— Problem description —
Write out, precisely and in full, each line of the material.
=== Input ===
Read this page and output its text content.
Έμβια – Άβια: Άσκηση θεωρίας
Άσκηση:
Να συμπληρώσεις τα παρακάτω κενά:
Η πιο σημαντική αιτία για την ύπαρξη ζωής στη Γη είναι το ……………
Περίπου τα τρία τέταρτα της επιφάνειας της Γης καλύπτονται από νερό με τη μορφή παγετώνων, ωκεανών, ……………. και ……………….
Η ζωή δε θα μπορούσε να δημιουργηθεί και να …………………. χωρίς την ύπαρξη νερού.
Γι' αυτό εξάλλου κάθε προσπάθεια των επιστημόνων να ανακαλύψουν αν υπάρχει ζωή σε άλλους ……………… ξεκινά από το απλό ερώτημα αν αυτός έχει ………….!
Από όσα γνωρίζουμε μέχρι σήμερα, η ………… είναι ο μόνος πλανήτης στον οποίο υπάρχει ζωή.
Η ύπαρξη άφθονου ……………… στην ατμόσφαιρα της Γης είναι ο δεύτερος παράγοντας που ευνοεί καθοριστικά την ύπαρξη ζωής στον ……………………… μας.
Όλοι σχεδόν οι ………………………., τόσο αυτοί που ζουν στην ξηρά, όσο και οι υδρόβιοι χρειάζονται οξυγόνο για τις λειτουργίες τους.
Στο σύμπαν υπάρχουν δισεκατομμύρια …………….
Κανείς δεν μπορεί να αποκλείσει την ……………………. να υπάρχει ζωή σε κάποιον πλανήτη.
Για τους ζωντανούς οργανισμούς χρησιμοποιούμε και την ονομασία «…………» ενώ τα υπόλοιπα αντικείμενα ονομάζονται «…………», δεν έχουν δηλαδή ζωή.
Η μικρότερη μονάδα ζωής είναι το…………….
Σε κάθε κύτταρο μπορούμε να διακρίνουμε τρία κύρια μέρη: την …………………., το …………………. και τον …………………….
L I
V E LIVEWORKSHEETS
===
— Completed exercise —
Read this page and output its text content.
Έμβια – Άβια: Άσκηση θεωρίας
Άσκηση:
Να συμπληρώσεις τα παρακάτω κενά:
Η πιο σημαντική αιτία για την ύπαρξη ζωής στη Γη είναι το ……………
Περίπου τα τρία τέταρτα της επιφάνειας της Γης καλύπτονται από νερό με τη μορφή παγετώνων, ωκεανών, ……………. και ……………….
Η ζωή δε θα μπορούσε να δημιουργηθεί και να …………………. χωρίς την ύπαρξη νερού.
Γι' αυτό εξάλλου κάθε προσπάθεια των επιστημόνων να ανακαλύψουν αν υπάρχει ζωή σε άλλους ……………… ξεκινά από το απλό ερώτημα αν αυτός έχει ………….!
Από όσα γνωρίζουμε μέχρι σήμερα, η ………… είναι ο μόνος πλανήτης στον οποίο υπάρχει ζωή.
Η ύπαρξη άφθονου ……………… στην ατμόσφαιρα της Γης είναι ο δεύτερος παράγοντας που ευνοεί καθοριστικά την ύπαρξη ζωής στον ……………………… μας.
Όλοι σχεδόν οι ………………………., τόσο αυτοί που ζουν στην ξηρά, όσο και οι υδρόβιοι χρειάζονται οξυγόνο για τις λειτουργίες τους.
Στο σύμπαν υπάρχουν δισεκατομμύρια …………….
Κανείς δεν μπορεί να αποκλείσει την ……………………. να υπάρχει ζωή σε κάποιον πλανήτη.
Για τους ζωντανούς οργανισμούς χρησιμοποιούμε και την ονομασία «…………» ενώ τα υπόλοιπα αντικείμενα ονομάζονται «…………», δεν έχουν δηλαδή ζωή.
Η μικρότερη μονάδα ζωής είναι το…………….
Σε κάθε κύτταρο μπορούμε να διακρίνουμε τρία κύρια μέρη: την …………………., το …………………. και τον …………………….
L I
V E LIVEWORKSHEETS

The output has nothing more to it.